----- DATA

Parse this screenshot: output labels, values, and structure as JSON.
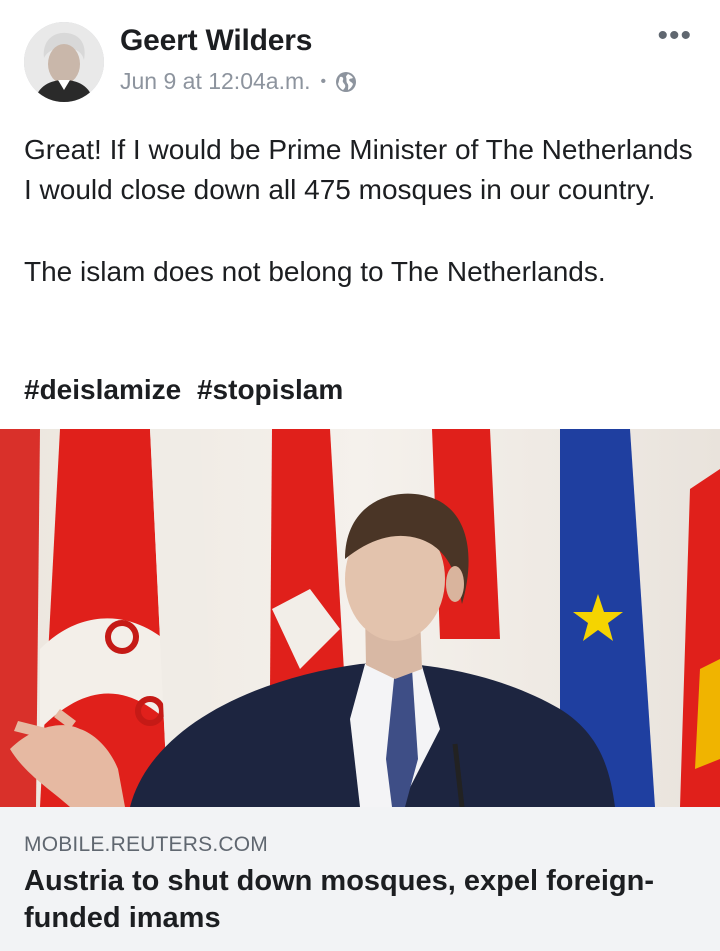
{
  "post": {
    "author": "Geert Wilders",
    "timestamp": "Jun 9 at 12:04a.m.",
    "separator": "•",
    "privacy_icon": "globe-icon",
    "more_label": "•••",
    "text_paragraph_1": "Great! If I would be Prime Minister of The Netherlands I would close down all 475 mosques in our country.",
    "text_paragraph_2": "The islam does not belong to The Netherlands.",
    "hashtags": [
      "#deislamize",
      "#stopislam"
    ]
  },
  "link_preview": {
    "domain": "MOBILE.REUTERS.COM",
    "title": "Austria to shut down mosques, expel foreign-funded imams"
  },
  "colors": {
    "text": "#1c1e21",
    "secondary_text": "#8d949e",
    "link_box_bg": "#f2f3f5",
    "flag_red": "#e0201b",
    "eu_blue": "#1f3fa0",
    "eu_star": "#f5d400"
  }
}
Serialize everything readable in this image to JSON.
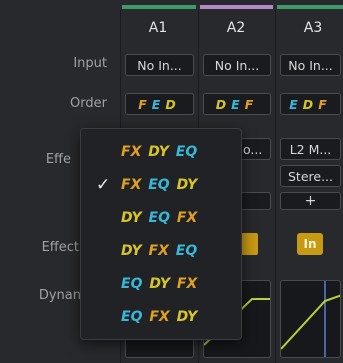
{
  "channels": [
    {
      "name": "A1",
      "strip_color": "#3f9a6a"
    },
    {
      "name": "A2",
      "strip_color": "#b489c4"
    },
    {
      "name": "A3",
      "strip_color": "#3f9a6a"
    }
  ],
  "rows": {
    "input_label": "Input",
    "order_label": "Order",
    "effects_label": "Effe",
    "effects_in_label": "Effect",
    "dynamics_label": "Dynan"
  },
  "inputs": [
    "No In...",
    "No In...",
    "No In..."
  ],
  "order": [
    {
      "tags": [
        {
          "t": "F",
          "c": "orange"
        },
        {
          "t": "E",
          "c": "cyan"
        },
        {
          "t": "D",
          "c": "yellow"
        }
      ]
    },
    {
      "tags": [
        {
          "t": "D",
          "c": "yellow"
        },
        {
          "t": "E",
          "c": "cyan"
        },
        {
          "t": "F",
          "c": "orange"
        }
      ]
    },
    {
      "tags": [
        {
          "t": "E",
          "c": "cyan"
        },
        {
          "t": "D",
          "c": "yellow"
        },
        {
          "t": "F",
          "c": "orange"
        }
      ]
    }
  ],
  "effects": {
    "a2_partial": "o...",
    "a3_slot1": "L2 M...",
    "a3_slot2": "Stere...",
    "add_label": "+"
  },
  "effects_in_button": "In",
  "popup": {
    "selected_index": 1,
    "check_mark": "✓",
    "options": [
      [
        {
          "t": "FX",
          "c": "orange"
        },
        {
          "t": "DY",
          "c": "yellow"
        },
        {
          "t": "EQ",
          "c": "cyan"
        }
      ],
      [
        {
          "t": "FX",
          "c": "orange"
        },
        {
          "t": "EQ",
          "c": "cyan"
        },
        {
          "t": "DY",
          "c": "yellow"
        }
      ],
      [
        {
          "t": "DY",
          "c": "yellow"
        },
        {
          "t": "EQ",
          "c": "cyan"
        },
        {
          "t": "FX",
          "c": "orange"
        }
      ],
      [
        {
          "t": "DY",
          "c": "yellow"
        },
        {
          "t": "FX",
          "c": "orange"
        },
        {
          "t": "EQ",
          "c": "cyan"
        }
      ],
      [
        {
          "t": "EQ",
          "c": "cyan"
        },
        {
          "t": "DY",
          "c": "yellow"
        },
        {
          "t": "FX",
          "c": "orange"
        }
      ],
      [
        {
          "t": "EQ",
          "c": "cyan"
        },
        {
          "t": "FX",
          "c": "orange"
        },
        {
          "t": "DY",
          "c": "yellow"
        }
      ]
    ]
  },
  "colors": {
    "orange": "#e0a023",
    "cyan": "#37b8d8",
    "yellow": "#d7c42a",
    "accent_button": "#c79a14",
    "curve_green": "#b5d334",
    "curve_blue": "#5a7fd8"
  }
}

----------

**TASK:**
Return each line of the data, keeping its wording exact and omitting pictures.

**ANSWER BELOW:**
Parse this screenshot: output labels, values, and structure as JSON.
{
  "post": {
    "author": "Geert Wilders",
    "timestamp": "Jun 9 at 12:04a.m.",
    "separator": "•",
    "privacy_icon": "globe-icon",
    "more_label": "•••",
    "text_paragraph_1": "Great! If I would be Prime Minister of The Netherlands I would close down all 475 mosques in our country.",
    "text_paragraph_2": "The islam does not belong to The Netherlands.",
    "hashtags": [
      "#deislamize",
      "#stopislam"
    ]
  },
  "link_preview": {
    "domain": "MOBILE.REUTERS.COM",
    "title": "Austria to shut down mosques, expel foreign-funded imams"
  },
  "colors": {
    "text": "#1c1e21",
    "secondary_text": "#8d949e",
    "link_box_bg": "#f2f3f5",
    "flag_red": "#e0201b",
    "eu_blue": "#1f3fa0",
    "eu_star": "#f5d400"
  }
}
Serialize everything readable in this image to JSON.
{
  "channels": [
    {
      "name": "A1",
      "strip_color": "#3f9a6a"
    },
    {
      "name": "A2",
      "strip_color": "#b489c4"
    },
    {
      "name": "A3",
      "strip_color": "#3f9a6a"
    }
  ],
  "rows": {
    "input_label": "Input",
    "order_label": "Order",
    "effects_label": "Effe",
    "effects_in_label": "Effect",
    "dynamics_label": "Dynan"
  },
  "inputs": [
    "No In...",
    "No In...",
    "No In..."
  ],
  "order": [
    {
      "tags": [
        {
          "t": "F",
          "c": "orange"
        },
        {
          "t": "E",
          "c": "cyan"
        },
        {
          "t": "D",
          "c": "yellow"
        }
      ]
    },
    {
      "tags": [
        {
          "t": "D",
          "c": "yellow"
        },
        {
          "t": "E",
          "c": "cyan"
        },
        {
          "t": "F",
          "c": "orange"
        }
      ]
    },
    {
      "tags": [
        {
          "t": "E",
          "c": "cyan"
        },
        {
          "t": "D",
          "c": "yellow"
        },
        {
          "t": "F",
          "c": "orange"
        }
      ]
    }
  ],
  "effects": {
    "a2_partial": "o...",
    "a3_slot1": "L2 M...",
    "a3_slot2": "Stere...",
    "add_label": "+"
  },
  "effects_in_button": "In",
  "popup": {
    "selected_index": 1,
    "check_mark": "✓",
    "options": [
      [
        {
          "t": "FX",
          "c": "orange"
        },
        {
          "t": "DY",
          "c": "yellow"
        },
        {
          "t": "EQ",
          "c": "cyan"
        }
      ],
      [
        {
          "t": "FX",
          "c": "orange"
        },
        {
          "t": "EQ",
          "c": "cyan"
        },
        {
          "t": "DY",
          "c": "yellow"
        }
      ],
      [
        {
          "t": "DY",
          "c": "yellow"
        },
        {
          "t": "EQ",
          "c": "cyan"
        },
        {
          "t": "FX",
          "c": "orange"
        }
      ],
      [
        {
          "t": "DY",
          "c": "yellow"
        },
        {
          "t": "FX",
          "c": "orange"
        },
        {
          "t": "EQ",
          "c": "cyan"
        }
      ],
      [
        {
          "t": "EQ",
          "c": "cyan"
        },
        {
          "t": "DY",
          "c": "yellow"
        },
        {
          "t": "FX",
          "c": "orange"
        }
      ],
      [
        {
          "t": "EQ",
          "c": "cyan"
        },
        {
          "t": "FX",
          "c": "orange"
        },
        {
          "t": "DY",
          "c": "yellow"
        }
      ]
    ]
  },
  "colors": {
    "orange": "#e0a023",
    "cyan": "#37b8d8",
    "yellow": "#d7c42a",
    "accent_button": "#c79a14",
    "curve_green": "#b5d334",
    "curve_blue": "#5a7fd8"
  }
}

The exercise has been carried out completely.